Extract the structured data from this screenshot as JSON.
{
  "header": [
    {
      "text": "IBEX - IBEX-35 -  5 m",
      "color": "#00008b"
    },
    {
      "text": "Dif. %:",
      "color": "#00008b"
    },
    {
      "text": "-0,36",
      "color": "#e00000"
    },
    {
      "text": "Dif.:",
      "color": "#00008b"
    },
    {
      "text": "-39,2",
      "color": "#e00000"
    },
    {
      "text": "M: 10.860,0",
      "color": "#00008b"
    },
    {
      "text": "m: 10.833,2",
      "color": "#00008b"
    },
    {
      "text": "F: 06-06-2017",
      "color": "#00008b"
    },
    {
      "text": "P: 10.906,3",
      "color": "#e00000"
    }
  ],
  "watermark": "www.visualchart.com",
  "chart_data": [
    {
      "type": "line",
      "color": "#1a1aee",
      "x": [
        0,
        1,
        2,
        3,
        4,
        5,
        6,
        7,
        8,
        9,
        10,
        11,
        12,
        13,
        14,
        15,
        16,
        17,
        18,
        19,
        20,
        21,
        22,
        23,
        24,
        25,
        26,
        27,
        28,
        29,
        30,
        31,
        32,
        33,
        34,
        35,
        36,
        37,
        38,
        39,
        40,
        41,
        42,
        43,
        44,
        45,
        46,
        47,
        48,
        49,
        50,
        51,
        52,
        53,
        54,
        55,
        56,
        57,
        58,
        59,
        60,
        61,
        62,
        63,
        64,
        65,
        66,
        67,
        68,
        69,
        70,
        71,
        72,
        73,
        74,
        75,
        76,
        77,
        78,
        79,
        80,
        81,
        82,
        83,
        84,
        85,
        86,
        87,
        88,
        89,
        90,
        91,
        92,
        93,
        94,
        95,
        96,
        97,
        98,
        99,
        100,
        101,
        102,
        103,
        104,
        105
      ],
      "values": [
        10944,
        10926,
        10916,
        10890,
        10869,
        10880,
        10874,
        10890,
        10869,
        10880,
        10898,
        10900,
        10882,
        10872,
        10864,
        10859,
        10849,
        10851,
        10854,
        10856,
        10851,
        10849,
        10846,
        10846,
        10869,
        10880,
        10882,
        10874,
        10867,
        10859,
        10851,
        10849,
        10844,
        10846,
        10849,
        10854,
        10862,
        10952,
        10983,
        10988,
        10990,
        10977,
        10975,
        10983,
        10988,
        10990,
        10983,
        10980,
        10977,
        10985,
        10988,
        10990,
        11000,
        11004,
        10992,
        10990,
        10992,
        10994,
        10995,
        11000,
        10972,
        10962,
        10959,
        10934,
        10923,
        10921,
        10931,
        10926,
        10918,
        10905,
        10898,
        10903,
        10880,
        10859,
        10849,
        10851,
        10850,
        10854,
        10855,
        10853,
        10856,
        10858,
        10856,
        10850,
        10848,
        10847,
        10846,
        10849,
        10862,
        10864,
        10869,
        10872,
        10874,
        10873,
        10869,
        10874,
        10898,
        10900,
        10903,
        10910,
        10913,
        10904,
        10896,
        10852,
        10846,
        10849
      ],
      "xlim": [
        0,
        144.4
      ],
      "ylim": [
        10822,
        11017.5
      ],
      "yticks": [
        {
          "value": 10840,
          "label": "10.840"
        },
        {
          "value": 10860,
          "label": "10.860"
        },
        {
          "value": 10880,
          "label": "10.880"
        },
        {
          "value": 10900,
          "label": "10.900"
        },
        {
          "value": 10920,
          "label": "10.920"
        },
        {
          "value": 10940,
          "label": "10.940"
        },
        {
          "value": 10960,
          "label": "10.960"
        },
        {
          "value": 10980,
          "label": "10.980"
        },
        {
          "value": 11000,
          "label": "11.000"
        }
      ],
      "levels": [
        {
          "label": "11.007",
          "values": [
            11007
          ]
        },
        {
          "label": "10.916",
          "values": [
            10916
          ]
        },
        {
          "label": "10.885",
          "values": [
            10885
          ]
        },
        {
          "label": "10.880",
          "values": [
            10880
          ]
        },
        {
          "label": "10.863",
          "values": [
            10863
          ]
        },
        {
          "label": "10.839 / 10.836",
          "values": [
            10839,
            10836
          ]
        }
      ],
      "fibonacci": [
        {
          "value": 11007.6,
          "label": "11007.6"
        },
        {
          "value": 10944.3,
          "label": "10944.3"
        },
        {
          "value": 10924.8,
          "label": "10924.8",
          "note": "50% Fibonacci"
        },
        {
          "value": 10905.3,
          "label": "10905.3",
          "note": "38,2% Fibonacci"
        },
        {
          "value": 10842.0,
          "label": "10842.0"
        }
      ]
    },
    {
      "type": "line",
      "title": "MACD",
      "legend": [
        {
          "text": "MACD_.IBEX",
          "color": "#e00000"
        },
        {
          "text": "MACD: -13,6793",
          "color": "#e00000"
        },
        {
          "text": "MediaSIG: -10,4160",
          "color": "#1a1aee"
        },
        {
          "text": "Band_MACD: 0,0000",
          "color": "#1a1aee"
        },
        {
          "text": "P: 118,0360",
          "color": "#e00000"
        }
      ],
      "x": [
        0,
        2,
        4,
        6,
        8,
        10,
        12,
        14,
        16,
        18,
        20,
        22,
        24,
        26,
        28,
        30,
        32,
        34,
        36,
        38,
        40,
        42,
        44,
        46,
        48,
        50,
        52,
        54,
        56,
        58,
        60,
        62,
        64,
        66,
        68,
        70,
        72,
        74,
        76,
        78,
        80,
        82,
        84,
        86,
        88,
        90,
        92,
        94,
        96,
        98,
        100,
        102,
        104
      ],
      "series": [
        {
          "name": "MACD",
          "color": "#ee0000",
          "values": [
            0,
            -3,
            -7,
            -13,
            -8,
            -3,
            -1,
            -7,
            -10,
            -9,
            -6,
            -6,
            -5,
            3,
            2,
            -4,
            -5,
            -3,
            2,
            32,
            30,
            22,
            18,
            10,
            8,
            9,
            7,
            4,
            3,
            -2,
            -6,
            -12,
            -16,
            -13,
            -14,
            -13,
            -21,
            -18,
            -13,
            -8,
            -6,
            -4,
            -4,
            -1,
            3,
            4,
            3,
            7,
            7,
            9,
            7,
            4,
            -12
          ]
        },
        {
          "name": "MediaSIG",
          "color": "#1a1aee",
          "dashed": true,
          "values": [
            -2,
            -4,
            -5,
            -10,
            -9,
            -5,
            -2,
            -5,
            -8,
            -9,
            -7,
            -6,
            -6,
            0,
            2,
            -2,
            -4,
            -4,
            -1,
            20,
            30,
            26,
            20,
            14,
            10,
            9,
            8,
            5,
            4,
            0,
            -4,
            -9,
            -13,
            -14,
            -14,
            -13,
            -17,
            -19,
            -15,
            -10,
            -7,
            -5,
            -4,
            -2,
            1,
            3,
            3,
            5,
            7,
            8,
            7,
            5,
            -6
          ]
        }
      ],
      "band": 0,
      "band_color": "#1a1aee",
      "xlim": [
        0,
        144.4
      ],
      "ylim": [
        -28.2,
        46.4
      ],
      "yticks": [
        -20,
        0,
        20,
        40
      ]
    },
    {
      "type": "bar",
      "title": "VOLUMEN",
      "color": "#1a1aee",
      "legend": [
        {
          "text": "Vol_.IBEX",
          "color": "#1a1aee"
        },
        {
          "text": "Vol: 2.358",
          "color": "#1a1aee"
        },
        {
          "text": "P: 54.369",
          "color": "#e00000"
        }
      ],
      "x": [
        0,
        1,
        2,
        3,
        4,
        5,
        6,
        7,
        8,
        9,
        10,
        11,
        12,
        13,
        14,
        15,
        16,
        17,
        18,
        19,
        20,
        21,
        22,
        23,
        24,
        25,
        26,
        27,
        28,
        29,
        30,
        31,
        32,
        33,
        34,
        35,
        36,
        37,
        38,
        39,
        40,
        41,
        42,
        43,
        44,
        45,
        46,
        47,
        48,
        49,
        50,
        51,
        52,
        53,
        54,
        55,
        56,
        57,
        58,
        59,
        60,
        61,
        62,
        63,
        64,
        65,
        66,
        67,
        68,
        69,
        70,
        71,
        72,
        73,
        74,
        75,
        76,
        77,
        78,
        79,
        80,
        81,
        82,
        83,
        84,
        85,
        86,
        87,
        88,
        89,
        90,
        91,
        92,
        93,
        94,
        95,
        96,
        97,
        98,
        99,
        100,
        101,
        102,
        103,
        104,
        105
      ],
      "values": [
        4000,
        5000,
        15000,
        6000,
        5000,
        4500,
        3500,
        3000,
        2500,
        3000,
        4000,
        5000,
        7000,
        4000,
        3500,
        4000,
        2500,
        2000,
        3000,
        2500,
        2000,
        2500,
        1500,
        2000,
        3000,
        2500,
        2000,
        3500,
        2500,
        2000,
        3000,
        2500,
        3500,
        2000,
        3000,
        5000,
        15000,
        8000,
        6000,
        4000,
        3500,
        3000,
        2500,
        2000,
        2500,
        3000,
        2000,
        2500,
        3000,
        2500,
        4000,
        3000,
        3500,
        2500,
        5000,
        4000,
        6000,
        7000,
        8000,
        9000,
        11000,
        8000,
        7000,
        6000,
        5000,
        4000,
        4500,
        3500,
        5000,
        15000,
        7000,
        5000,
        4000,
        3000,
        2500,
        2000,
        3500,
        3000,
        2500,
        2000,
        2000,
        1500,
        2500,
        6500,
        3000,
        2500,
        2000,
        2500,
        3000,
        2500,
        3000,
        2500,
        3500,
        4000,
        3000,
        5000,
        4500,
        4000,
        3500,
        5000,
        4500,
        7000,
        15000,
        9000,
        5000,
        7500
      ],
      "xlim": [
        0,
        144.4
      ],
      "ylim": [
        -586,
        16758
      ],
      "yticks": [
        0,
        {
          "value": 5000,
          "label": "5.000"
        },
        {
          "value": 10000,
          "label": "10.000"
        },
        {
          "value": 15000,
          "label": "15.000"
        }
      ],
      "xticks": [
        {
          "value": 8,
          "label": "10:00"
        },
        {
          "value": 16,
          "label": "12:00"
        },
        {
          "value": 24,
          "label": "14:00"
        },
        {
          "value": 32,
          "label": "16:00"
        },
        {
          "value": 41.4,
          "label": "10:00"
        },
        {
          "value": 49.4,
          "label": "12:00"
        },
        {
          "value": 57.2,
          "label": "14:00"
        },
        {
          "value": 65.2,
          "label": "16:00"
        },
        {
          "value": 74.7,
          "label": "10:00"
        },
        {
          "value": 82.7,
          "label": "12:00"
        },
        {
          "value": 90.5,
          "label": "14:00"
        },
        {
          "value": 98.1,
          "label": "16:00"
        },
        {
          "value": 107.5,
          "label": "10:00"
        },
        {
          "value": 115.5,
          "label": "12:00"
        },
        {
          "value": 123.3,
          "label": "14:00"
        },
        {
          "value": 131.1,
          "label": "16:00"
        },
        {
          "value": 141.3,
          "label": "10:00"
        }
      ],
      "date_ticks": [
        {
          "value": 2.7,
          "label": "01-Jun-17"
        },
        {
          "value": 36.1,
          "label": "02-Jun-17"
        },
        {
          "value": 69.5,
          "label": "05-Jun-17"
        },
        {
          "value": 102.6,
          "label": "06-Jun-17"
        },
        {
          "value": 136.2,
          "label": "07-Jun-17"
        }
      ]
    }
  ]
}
* * * * * * * * *
-- What is being asked --
Display every line of the listing that contains the string "IBEX".

-- Final result --
      "text": "IBEX - IBEX-35 -  5 m",
          "text": "MACD_.IBEX",
          "text": "Vol_.IBEX",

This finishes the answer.